PROBLEM DETAILS:
Please write out the material below exactly as given.

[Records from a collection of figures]
------------------------------------

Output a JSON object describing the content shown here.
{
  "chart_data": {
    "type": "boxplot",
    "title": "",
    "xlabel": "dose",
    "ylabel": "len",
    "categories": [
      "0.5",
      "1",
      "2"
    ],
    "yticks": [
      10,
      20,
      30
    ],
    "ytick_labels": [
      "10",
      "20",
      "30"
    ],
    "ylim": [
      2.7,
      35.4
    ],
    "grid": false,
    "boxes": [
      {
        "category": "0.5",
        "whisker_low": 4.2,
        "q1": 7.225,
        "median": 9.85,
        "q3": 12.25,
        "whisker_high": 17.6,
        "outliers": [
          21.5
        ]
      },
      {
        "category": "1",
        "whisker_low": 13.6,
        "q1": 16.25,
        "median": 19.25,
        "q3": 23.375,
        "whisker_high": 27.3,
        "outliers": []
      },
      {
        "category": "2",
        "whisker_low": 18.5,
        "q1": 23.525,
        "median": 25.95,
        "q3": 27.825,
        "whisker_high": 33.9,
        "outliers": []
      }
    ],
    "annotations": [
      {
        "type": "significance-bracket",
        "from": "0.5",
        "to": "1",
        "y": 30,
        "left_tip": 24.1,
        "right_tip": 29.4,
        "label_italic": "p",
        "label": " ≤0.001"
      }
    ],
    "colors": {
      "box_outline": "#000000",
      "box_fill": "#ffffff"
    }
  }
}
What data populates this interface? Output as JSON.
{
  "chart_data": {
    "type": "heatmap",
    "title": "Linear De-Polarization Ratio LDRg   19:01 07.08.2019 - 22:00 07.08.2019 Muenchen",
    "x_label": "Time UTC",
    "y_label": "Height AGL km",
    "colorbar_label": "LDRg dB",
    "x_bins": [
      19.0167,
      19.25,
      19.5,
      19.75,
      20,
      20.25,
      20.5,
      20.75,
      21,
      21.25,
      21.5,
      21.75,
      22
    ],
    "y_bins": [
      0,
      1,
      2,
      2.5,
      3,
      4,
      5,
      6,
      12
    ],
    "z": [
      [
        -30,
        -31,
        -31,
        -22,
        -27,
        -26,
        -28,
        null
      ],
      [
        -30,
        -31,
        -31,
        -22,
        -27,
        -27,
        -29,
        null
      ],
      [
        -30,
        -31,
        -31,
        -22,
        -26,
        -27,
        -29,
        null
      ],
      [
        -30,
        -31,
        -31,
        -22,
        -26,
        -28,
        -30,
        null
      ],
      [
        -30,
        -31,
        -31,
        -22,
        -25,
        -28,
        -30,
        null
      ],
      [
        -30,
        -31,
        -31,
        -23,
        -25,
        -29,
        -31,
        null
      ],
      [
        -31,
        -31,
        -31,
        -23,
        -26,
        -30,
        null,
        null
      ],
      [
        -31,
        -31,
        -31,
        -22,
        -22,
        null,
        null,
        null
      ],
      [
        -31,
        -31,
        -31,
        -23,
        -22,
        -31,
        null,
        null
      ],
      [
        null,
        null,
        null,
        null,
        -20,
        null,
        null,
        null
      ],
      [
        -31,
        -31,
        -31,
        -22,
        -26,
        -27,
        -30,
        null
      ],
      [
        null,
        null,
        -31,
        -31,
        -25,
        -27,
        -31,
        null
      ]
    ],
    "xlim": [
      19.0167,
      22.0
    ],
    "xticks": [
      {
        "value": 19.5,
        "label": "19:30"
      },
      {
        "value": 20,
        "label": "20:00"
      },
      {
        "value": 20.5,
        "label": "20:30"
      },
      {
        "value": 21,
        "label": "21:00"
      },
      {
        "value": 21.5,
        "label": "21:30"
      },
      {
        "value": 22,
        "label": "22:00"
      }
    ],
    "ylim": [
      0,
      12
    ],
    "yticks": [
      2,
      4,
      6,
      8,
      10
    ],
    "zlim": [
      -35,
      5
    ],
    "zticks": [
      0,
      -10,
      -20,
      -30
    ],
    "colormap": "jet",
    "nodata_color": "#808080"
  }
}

------------------------------------

SOLUTION FOR THIS PROBLEM:
Output a JSON object describing the content shown here.
{
  "chart_data": {
    "type": "boxplot",
    "title": "",
    "xlabel": "dose",
    "ylabel": "len",
    "categories": [
      "0.5",
      "1",
      "2"
    ],
    "yticks": [
      10,
      20,
      30
    ],
    "ytick_labels": [
      "10",
      "20",
      "30"
    ],
    "ylim": [
      2.7,
      35.4
    ],
    "grid": false,
    "boxes": [
      {
        "category": "0.5",
        "whisker_low": 4.2,
        "q1": 7.225,
        "median": 9.85,
        "q3": 12.25,
        "whisker_high": 17.6,
        "outliers": [
          21.5
        ]
      },
      {
        "category": "1",
        "whisker_low": 13.6,
        "q1": 16.25,
        "median": 19.25,
        "q3": 23.375,
        "whisker_high": 27.3,
        "outliers": []
      },
      {
        "category": "2",
        "whisker_low": 18.5,
        "q1": 23.525,
        "median": 25.95,
        "q3": 27.825,
        "whisker_high": 33.9,
        "outliers": []
      }
    ],
    "annotations": [
      {
        "type": "significance-bracket",
        "from": "0.5",
        "to": "1",
        "y": 30,
        "left_tip": 24.1,
        "right_tip": 29.4,
        "label_italic": "p",
        "label": " ≤0.001"
      }
    ],
    "colors": {
      "box_outline": "#000000",
      "box_fill": "#ffffff"
    }
  }
}
What data populates this interface? Output as JSON.
{
  "chart_data": {
    "type": "heatmap",
    "title": "Linear De-Polarization Ratio LDRg   19:01 07.08.2019 - 22:00 07.08.2019 Muenchen",
    "x_label": "Time UTC",
    "y_label": "Height AGL km",
    "colorbar_label": "LDRg dB",
    "x_bins": [
      19.0167,
      19.25,
      19.5,
      19.75,
      20,
      20.25,
      20.5,
      20.75,
      21,
      21.25,
      21.5,
      21.75,
      22
    ],
    "y_bins": [
      0,
      1,
      2,
      2.5,
      3,
      4,
      5,
      6,
      12
    ],
    "z": [
      [
        -30,
        -31,
        -31,
        -22,
        -27,
        -26,
        -28,
        null
      ],
      [
        -30,
        -31,
        -31,
        -22,
        -27,
        -27,
        -29,
        null
      ],
      [
        -30,
        -31,
        -31,
        -22,
        -26,
        -27,
        -29,
        null
      ],
      [
        -30,
        -31,
        -31,
        -22,
        -26,
        -28,
        -30,
        null
      ],
      [
        -30,
        -31,
        -31,
        -22,
        -25,
        -28,
        -30,
        null
      ],
      [
        -30,
        -31,
        -31,
        -23,
        -25,
        -29,
        -31,
        null
      ],
      [
        -31,
        -31,
        -31,
        -23,
        -26,
        -30,
        null,
        null
      ],
      [
        -31,
        -31,
        -31,
        -22,
        -22,
        null,
        null,
        null
      ],
      [
        -31,
        -31,
        -31,
        -23,
        -22,
        -31,
        null,
        null
      ],
      [
        null,
        null,
        null,
        null,
        -20,
        null,
        null,
        null
      ],
      [
        -31,
        -31,
        -31,
        -22,
        -26,
        -27,
        -30,
        null
      ],
      [
        null,
        null,
        -31,
        -31,
        -25,
        -27,
        -31,
        null
      ]
    ],
    "xlim": [
      19.0167,
      22.0
    ],
    "xticks": [
      {
        "value": 19.5,
        "label": "19:30"
      },
      {
        "value": 20,
        "label": "20:00"
      },
      {
        "value": 20.5,
        "label": "20:30"
      },
      {
        "value": 21,
        "label": "21:00"
      },
      {
        "value": 21.5,
        "label": "21:30"
      },
      {
        "value": 22,
        "label": "22:00"
      }
    ],
    "ylim": [
      0,
      12
    ],
    "yticks": [
      2,
      4,
      6,
      8,
      10
    ],
    "zlim": [
      -35,
      5
    ],
    "zticks": [
      0,
      -10,
      -20,
      -30
    ],
    "colormap": "jet",
    "nodata_color": "#808080"
  }
}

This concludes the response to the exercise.